- **Given problem**
In the passage on the vehicle window light emitting assembly, what equation must the second angle α satisfy?

- **Provided passage**
☆ ☆ ☆ ☆ ☆
In addition to one or more of the features described herein, the light emitting element package and the reflector are disposed between a first glass layer and a second glass layer.
In yet another exemplary embodiment, a vehicle defining a longitudinal axis and a forward direction and a rear direction along the longitudinal axis includes a vehicle window including a light emitting assembly, the light emitting assembly including a light emitting element package configured to emit light from a light emitting surface, an electrode electrically connected to the light emitting element package and configured to supply power to the light emitting element package, a reflector disposed on the electrode and having a reflection surface that faces the light emitting surface and that is configured to reflect light from the light emitting element package, and a base board on which the reflector is disposed, wherein the light emitting assembly forms a first angle θ with the longitudinal axis, wherein the reflection surface is configured to reflect at least some light from the light emitting element package in a direction along the longitudinal axis, wherein the reflection surface forms a second angle α with the base board, and wherein the reflector is structured such that the second angle α satisfies an equation α=90°−θ/2.
The above features and advantages, and other features and advantages of the disclosure are readily apparent from the following detailed description when taken in connection with the accompanying drawings.
BRIEF DESCRIPTION OF THE DRAWINGS
Other features, advantages and details appear, by way of example only, in the following detailed description, the detailed description referring to the drawings in which:
FIG. 1 is a side perspective view of a vehicle having a first light emitting structure according to one or more embodiments;
FIG. 2 is a rear perspective view of a vehicle having a second light emitting structure according to one or more embodiments;
FIG. 3 is a side view of a front windshield having a first light emitting structure according to one or more embodiments;
FIG. 4. is a side view of a rear window having a second light emitting structure according to one or more embodiments;
FIG. 5 is a schematic orthogonal view of a light emitting assembly according to one or more embodiments;
FIG. 6 is a schematic side cross-sectional view of the light emitting assembly taken at 6-6 in FIG. 5;
FIG. 7 is a schematic side cross-sectional view of a light emitting assembly according to one or more embodiments;
FIG. 8 is a schematic orthogonal view of a light emitting assembly according to one or more embodiments;
FIG. 8A shows a schematic cross-sectional view of the light emitting assembly taken at 8A-8A in FIG. 8;
FIG. 8B shows a schematic cross-sectional view of the light emitting assembly taken at 8B-8B in FIG. 8;
FIG. 9 is a schematic orthogonal view of a light emitting assembly according to one or more embodiments;
FIG. 10 is a schematic side cross-sectional view of a light emitting assembly according to one or more embodiments;
FIG. 11 is a schematic side cross-sectional view of a light emitting assembly according to one or more embodiments;
FIG. 12 is a schematic side cross-sectional view of a light emitting assembly according to one or more embodiments;
FIG. 13 is a schematic side cross-sectional view of a light emitting assembly according to one or more embodiments;
FIG. 14 is a schematic side cross-sectional view of a light emitting assembly according to one or more embodiments;
FIG. 15 shows a schematic orthogonal view of a light emitting assembly according to one or more embodiments; and
FIG. 15A shows a schematic cross-sectional view of the light emitting assembly taken at 15A-15A.
☆ ☆ ☆ ☆ ☆
- **Information supplied**
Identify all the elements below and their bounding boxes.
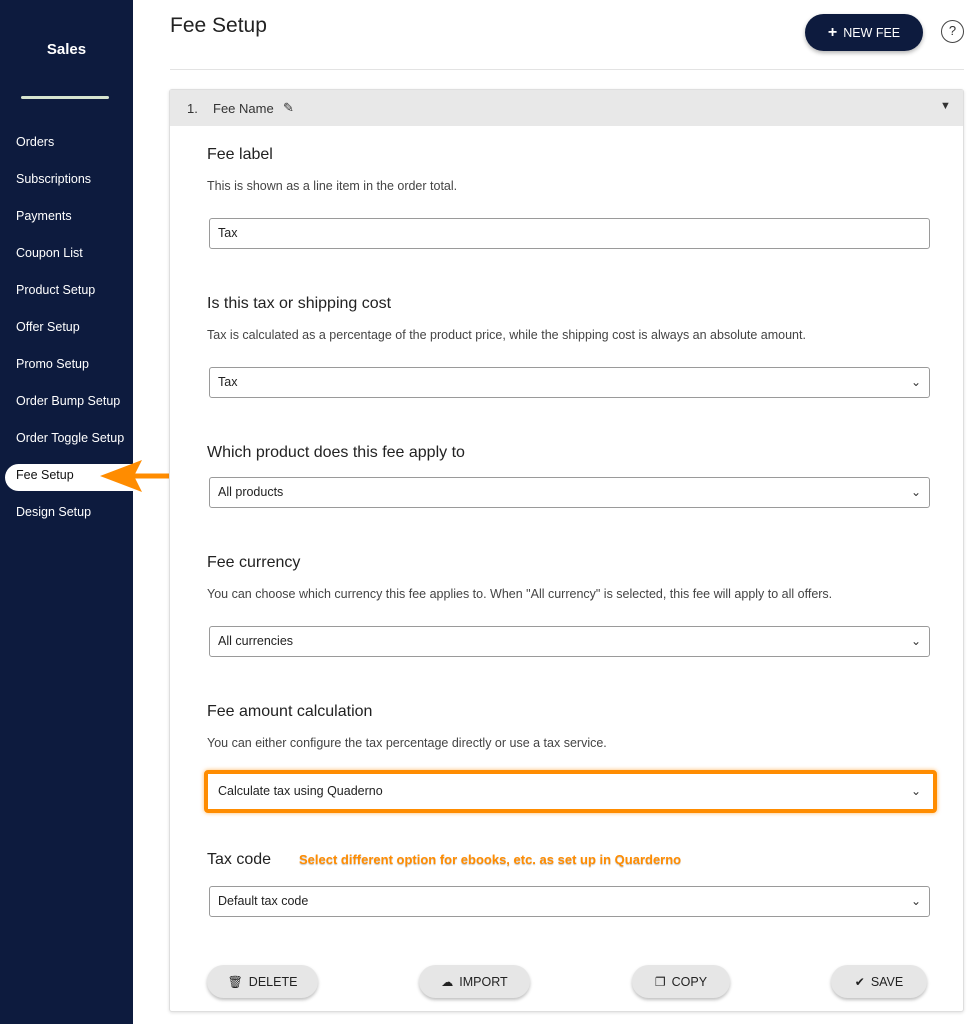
☆ ☆ ☆ ☆ ☆
- **Task output**
α = 90° − θ/2